* begin DOCUMENT SECTION *

Opinion
21-13304
09-29-2022
DO NOT PUBLISH
Appeal from the United States District Court for the Southern District of Florida D.C. Docket No. 1:20-cv-21549-KMW
Before GRANT, LUCK, and BRASHER, Circuit Judges.
PER CURIAM.
This appeal requires us to determine whether a golf cart qualifies as a "private passenger auto," as that term is defined in an insurance policy. We conclude that the policy definition does not exclude golf carts, and that the district court therefore erred in entering judgment in favor of the insurance company. We reverse in part, vacate in part, and remand for further proceedings.
I.
GEICO General Insurance Company filed this declaratory action in the Southern District of Florida, seeking a ruling that an insurance policy it issued to Monika and Jesse Acuna did not provide coverage for an accident allegedly caused by the insureds' minor daughter, Zabryna Hernandez Acuna, while she was driving a golf cart. The accident was the subject of a personal-injury lawsuit brought against Zabryna and Monika Acuna and others by the parents of Devin Bennar, a passenger in the golf cart who was injured during the accident.
According to the personal-injury complaint, Zabryna was driving a golf cart owned by Luis Chiong to or from a golf course in south Florida when she caused a collision with a Dodge Caliber. Devin was ejected from the golf cart and suffered a permanent traumatic brain injury. Ultimately, Devin's parents obtained a consent judgment against Zabryna for $18 million.
Zabryna was covered under her parents' liability insurance policy with GEICO for bodily injury and property damage arising from the use of, as relevant here, a "non-owned auto." The policy defined "non-owned auto" as "a private passenger, farm, or utility auto or trailer not owned by, furnished or available for regular use for either you or your relative." GEICO contended that it was not required to defend or indemnify the Acunas for the accident because the golf cart was not a "private passenger auto," a "farm auto," or a "utility auto" as defined in the policy.
The district court agreed. It granted GEICO's motion for summary judgment on the declaratory claim and on the defendants' counterclaim for breach of contract and denied the defendants' motion for summary judgment on the declaratory claim. This appeal followed.

* end DOCUMENT SECTION *
* begin DATA LINES *

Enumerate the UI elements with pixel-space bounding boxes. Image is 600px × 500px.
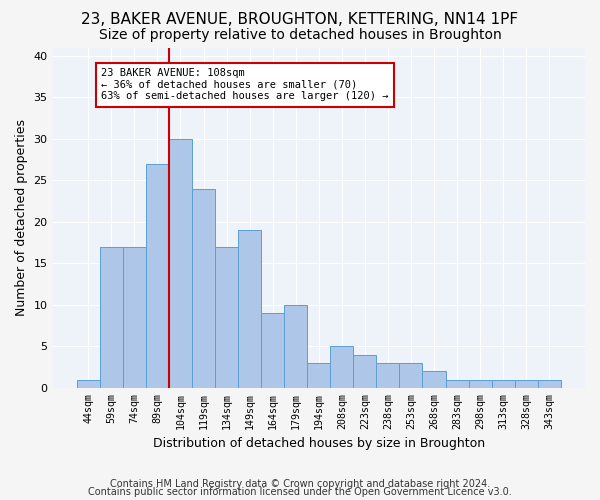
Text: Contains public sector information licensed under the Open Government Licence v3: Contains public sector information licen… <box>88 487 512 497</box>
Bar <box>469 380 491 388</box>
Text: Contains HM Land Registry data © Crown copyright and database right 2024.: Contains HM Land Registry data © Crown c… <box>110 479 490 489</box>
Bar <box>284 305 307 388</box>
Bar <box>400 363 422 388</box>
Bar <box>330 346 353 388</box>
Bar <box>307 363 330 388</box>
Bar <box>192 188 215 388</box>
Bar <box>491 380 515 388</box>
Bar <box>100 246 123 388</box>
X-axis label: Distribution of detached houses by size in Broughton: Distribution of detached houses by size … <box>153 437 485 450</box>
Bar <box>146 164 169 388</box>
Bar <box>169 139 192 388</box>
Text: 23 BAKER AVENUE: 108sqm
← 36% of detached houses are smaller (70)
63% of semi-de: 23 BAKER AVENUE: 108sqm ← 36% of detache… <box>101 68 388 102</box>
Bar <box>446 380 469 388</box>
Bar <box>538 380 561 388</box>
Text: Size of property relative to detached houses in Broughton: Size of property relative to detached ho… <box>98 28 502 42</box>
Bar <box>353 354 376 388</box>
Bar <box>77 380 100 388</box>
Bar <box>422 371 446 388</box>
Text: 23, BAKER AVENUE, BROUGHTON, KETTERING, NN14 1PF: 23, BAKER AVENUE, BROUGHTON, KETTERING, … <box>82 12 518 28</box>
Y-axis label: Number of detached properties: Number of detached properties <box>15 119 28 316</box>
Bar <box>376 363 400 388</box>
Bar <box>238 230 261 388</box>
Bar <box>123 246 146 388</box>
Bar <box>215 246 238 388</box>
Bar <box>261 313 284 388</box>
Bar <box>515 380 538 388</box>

* end DATA LINES *

EXERCISE TASKS:
**A.** List the circuit judges named in the court opinion above.
**B.** From the court opinion above, extract the stretch from "This appeal requires" through "for further proceedings.".

SOLUTIONS TO THE EXERCISE:
**A.** GRANT, LUCK, BRASHER

**B.**
This appeal requires us to determine whether a golf cart qualifies as a "private passenger auto," as that term is defined in an insurance policy. We conclude that the policy definition does not exclude golf carts, and that the district court therefore erred in entering judgment in favor of the insurance company. We reverse in part, vacate in part, and remand for further proceedings.